======== Record list

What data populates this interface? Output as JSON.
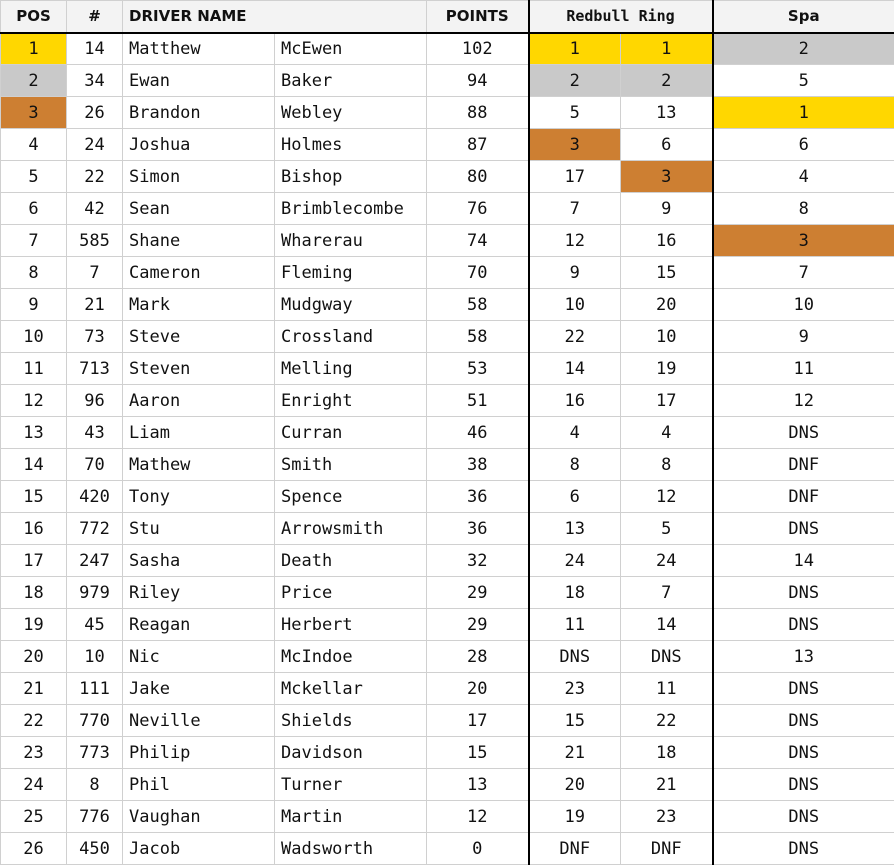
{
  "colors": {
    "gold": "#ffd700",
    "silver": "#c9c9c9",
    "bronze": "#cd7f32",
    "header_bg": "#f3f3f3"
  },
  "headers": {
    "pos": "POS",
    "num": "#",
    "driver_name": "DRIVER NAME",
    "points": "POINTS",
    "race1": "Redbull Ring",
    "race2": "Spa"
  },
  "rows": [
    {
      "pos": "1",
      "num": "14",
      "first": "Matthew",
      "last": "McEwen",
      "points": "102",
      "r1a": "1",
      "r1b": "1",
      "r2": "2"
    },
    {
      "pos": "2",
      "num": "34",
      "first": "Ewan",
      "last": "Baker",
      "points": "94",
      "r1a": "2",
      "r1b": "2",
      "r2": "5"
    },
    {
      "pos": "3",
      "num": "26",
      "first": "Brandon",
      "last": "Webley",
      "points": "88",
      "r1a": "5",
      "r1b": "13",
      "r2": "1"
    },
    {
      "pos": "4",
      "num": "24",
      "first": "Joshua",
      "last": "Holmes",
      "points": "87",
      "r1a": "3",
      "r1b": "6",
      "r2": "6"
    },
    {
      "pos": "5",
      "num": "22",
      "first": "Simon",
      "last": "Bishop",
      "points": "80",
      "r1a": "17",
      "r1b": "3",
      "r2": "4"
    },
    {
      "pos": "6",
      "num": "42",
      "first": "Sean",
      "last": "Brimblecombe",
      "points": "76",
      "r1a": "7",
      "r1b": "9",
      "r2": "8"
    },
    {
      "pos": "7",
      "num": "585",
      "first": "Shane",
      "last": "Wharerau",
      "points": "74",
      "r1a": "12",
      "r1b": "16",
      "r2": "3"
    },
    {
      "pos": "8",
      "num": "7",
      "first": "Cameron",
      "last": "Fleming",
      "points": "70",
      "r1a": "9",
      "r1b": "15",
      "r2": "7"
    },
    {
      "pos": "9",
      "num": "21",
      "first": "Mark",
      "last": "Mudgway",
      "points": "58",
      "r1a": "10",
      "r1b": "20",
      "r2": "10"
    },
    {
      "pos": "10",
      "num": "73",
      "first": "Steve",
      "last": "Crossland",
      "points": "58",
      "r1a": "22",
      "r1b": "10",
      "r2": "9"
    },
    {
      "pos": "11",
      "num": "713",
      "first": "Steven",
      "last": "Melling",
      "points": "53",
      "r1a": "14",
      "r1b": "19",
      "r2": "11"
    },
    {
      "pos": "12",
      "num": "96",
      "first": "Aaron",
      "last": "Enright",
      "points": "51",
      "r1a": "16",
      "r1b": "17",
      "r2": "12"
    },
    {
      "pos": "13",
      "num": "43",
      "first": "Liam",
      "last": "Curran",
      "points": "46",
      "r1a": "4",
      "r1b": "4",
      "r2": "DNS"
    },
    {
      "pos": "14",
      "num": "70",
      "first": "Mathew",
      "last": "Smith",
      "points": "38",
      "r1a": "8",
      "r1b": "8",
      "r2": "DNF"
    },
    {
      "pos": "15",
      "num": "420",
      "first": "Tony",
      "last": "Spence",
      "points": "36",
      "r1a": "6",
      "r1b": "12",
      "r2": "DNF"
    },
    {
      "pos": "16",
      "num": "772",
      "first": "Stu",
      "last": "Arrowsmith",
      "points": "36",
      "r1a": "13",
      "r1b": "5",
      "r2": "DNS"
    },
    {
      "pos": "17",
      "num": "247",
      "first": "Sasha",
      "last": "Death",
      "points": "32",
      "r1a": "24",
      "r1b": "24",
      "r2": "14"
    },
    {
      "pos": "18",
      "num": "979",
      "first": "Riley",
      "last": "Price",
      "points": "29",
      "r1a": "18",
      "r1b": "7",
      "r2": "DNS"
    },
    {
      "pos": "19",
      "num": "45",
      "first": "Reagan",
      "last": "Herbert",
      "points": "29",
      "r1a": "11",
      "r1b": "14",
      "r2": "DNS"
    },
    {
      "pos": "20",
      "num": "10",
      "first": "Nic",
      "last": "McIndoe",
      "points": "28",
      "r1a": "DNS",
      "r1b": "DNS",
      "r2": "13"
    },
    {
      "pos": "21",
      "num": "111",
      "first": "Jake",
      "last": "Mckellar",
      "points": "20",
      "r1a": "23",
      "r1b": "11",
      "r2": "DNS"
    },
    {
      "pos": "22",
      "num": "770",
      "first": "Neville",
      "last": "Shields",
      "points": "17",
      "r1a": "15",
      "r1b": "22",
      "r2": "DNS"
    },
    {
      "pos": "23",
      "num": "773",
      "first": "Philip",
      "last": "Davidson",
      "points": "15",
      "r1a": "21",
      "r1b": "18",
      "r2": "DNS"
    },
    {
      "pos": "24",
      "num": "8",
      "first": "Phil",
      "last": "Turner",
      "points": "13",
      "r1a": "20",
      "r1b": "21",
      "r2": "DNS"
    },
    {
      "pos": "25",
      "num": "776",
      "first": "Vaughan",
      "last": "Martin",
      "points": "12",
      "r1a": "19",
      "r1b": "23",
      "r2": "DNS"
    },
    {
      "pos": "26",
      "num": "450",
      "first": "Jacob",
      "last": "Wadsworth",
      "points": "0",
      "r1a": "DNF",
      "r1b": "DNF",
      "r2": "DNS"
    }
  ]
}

================

*What is needed:*
Exclude the images and reproduce the remaining data exactly.

*Full output:*
What data populates this interface? Output as JSON.
{
  "colors": {
    "gold": "#ffd700",
    "silver": "#c9c9c9",
    "bronze": "#cd7f32",
    "header_bg": "#f3f3f3"
  },
  "headers": {
    "pos": "POS",
    "num": "#",
    "driver_name": "DRIVER NAME",
    "points": "POINTS",
    "race1": "Redbull Ring",
    "race2": "Spa"
  },
  "rows": [
    {
      "pos": "1",
      "num": "14",
      "first": "Matthew",
      "last": "McEwen",
      "points": "102",
      "r1a": "1",
      "r1b": "1",
      "r2": "2"
    },
    {
      "pos": "2",
      "num": "34",
      "first": "Ewan",
      "last": "Baker",
      "points": "94",
      "r1a": "2",
      "r1b": "2",
      "r2": "5"
    },
    {
      "pos": "3",
      "num": "26",
      "first": "Brandon",
      "last": "Webley",
      "points": "88",
      "r1a": "5",
      "r1b": "13",
      "r2": "1"
    },
    {
      "pos": "4",
      "num": "24",
      "first": "Joshua",
      "last": "Holmes",
      "points": "87",
      "r1a": "3",
      "r1b": "6",
      "r2": "6"
    },
    {
      "pos": "5",
      "num": "22",
      "first": "Simon",
      "last": "Bishop",
      "points": "80",
      "r1a": "17",
      "r1b": "3",
      "r2": "4"
    },
    {
      "pos": "6",
      "num": "42",
      "first": "Sean",
      "last": "Brimblecombe",
      "points": "76",
      "r1a": "7",
      "r1b": "9",
      "r2": "8"
    },
    {
      "pos": "7",
      "num": "585",
      "first": "Shane",
      "last": "Wharerau",
      "points": "74",
      "r1a": "12",
      "r1b": "16",
      "r2": "3"
    },
    {
      "pos": "8",
      "num": "7",
      "first": "Cameron",
      "last": "Fleming",
      "points": "70",
      "r1a": "9",
      "r1b": "15",
      "r2": "7"
    },
    {
      "pos": "9",
      "num": "21",
      "first": "Mark",
      "last": "Mudgway",
      "points": "58",
      "r1a": "10",
      "r1b": "20",
      "r2": "10"
    },
    {
      "pos": "10",
      "num": "73",
      "first": "Steve",
      "last": "Crossland",
      "points": "58",
      "r1a": "22",
      "r1b": "10",
      "r2": "9"
    },
    {
      "pos": "11",
      "num": "713",
      "first": "Steven",
      "last": "Melling",
      "points": "53",
      "r1a": "14",
      "r1b": "19",
      "r2": "11"
    },
    {
      "pos": "12",
      "num": "96",
      "first": "Aaron",
      "last": "Enright",
      "points": "51",
      "r1a": "16",
      "r1b": "17",
      "r2": "12"
    },
    {
      "pos": "13",
      "num": "43",
      "first": "Liam",
      "last": "Curran",
      "points": "46",
      "r1a": "4",
      "r1b": "4",
      "r2": "DNS"
    },
    {
      "pos": "14",
      "num": "70",
      "first": "Mathew",
      "last": "Smith",
      "points": "38",
      "r1a": "8",
      "r1b": "8",
      "r2": "DNF"
    },
    {
      "pos": "15",
      "num": "420",
      "first": "Tony",
      "last": "Spence",
      "points": "36",
      "r1a": "6",
      "r1b": "12",
      "r2": "DNF"
    },
    {
      "pos": "16",
      "num": "772",
      "first": "Stu",
      "last": "Arrowsmith",
      "points": "36",
      "r1a": "13",
      "r1b": "5",
      "r2": "DNS"
    },
    {
      "pos": "17",
      "num": "247",
      "first": "Sasha",
      "last": "Death",
      "points": "32",
      "r1a": "24",
      "r1b": "24",
      "r2": "14"
    },
    {
      "pos": "18",
      "num": "979",
      "first": "Riley",
      "last": "Price",
      "points": "29",
      "r1a": "18",
      "r1b": "7",
      "r2": "DNS"
    },
    {
      "pos": "19",
      "num": "45",
      "first": "Reagan",
      "last": "Herbert",
      "points": "29",
      "r1a": "11",
      "r1b": "14",
      "r2": "DNS"
    },
    {
      "pos": "20",
      "num": "10",
      "first": "Nic",
      "last": "McIndoe",
      "points": "28",
      "r1a": "DNS",
      "r1b": "DNS",
      "r2": "13"
    },
    {
      "pos": "21",
      "num": "111",
      "first": "Jake",
      "last": "Mckellar",
      "points": "20",
      "r1a": "23",
      "r1b": "11",
      "r2": "DNS"
    },
    {
      "pos": "22",
      "num": "770",
      "first": "Neville",
      "last": "Shields",
      "points": "17",
      "r1a": "15",
      "r1b": "22",
      "r2": "DNS"
    },
    {
      "pos": "23",
      "num": "773",
      "first": "Philip",
      "last": "Davidson",
      "points": "15",
      "r1a": "21",
      "r1b": "18",
      "r2": "DNS"
    },
    {
      "pos": "24",
      "num": "8",
      "first": "Phil",
      "last": "Turner",
      "points": "13",
      "r1a": "20",
      "r1b": "21",
      "r2": "DNS"
    },
    {
      "pos": "25",
      "num": "776",
      "first": "Vaughan",
      "last": "Martin",
      "points": "12",
      "r1a": "19",
      "r1b": "23",
      "r2": "DNS"
    },
    {
      "pos": "26",
      "num": "450",
      "first": "Jacob",
      "last": "Wadsworth",
      "points": "0",
      "r1a": "DNF",
      "r1b": "DNF",
      "r2": "DNS"
    }
  ]
}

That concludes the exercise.